*Work to complete*. Repeat every record below exactly, leaving out the pictures.
○ ○ ○ ○
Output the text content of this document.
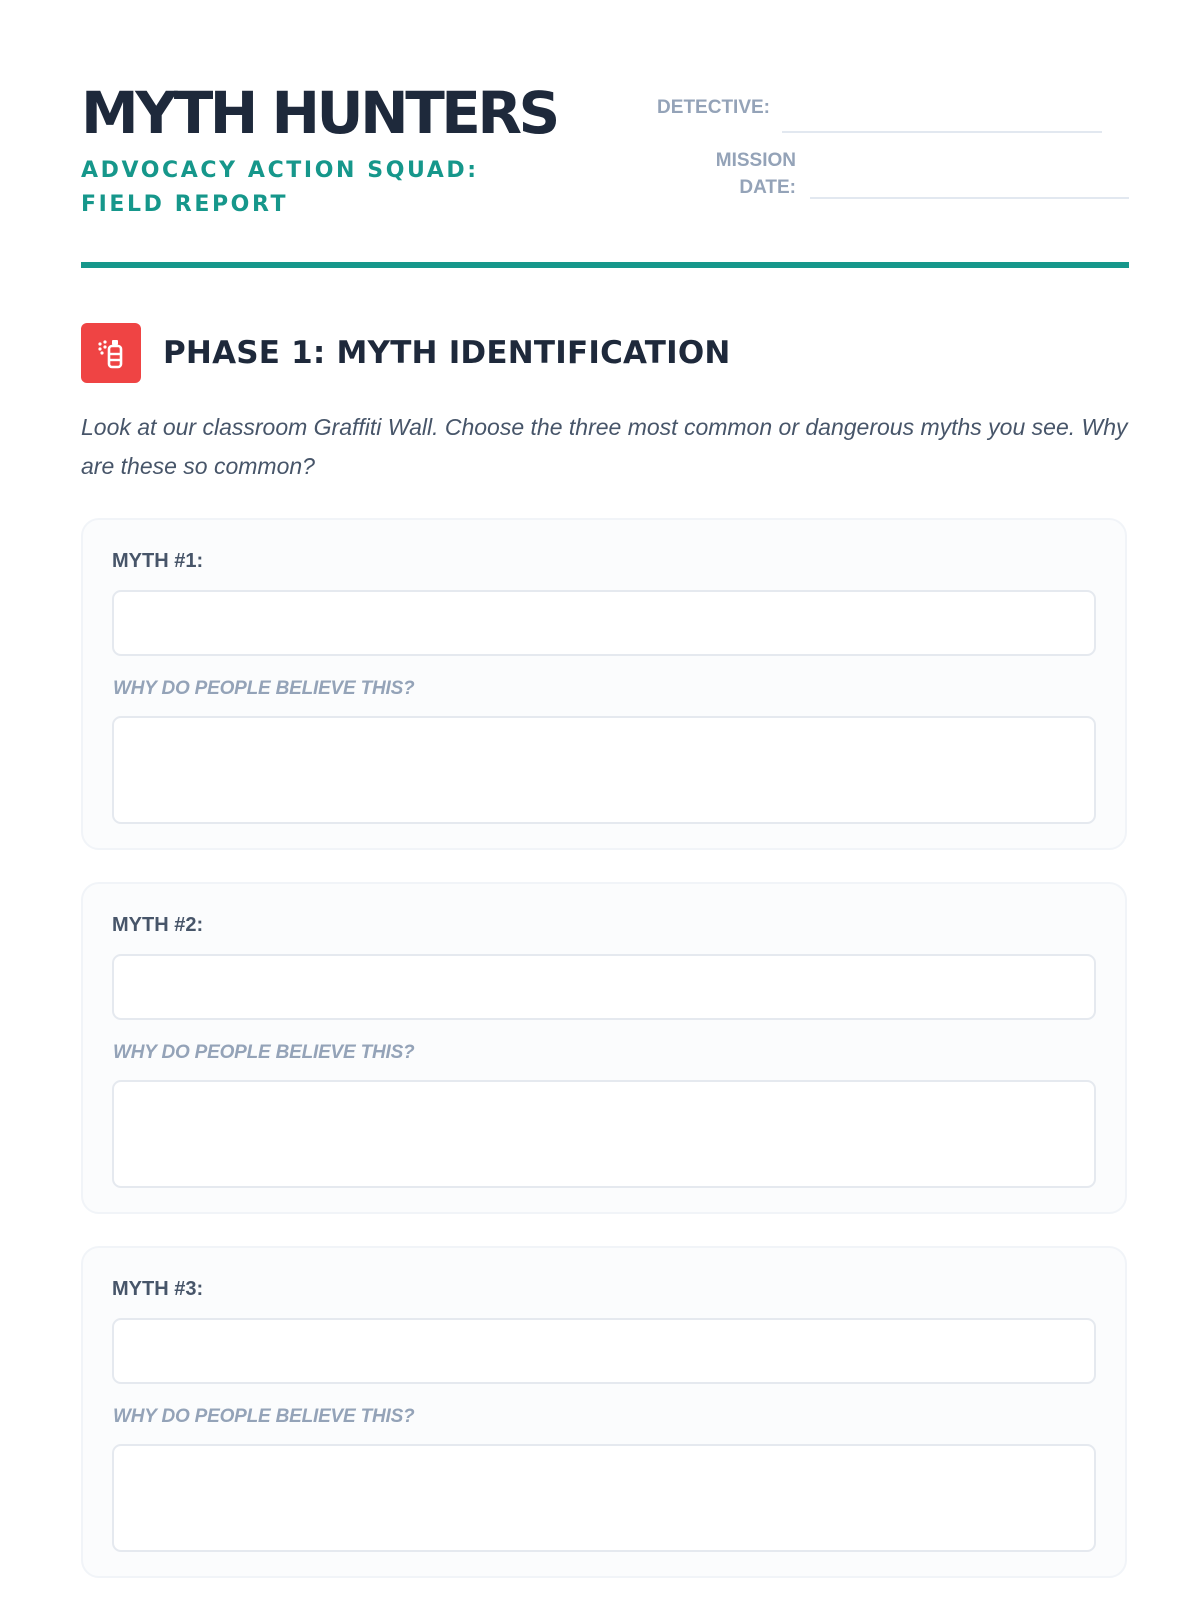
MYTH HUNTERS

ADVOCACY ACTION SQUAD: FIELD REPORT

DETECTIVE:
MISSION
DATE:
PHASE 1: MYTH IDENTIFICATION

Look at our classroom Graffiti Wall. Choose the three most common or dangerous myths you see. Why are these so common?

MYTH #1:
WHY DO PEOPLE BELIEVE THIS?
MYTH #2:
WHY DO PEOPLE BELIEVE THIS?
MYTH #3:
WHY DO PEOPLE BELIEVE THIS?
○ ○ ○ ○
*Answer to this exercise*.
Output the text content of this document.
MYTH HUNTERS

ADVOCACY ACTION SQUAD: FIELD REPORT

DETECTIVE:
MISSION
DATE:
PHASE 1: MYTH IDENTIFICATION

Look at our classroom Graffiti Wall. Choose the three most common or dangerous myths you see. Why are these so common?

MYTH #1:
WHY DO PEOPLE BELIEVE THIS?
MYTH #2:
WHY DO PEOPLE BELIEVE THIS?
MYTH #3:
WHY DO PEOPLE BELIEVE THIS?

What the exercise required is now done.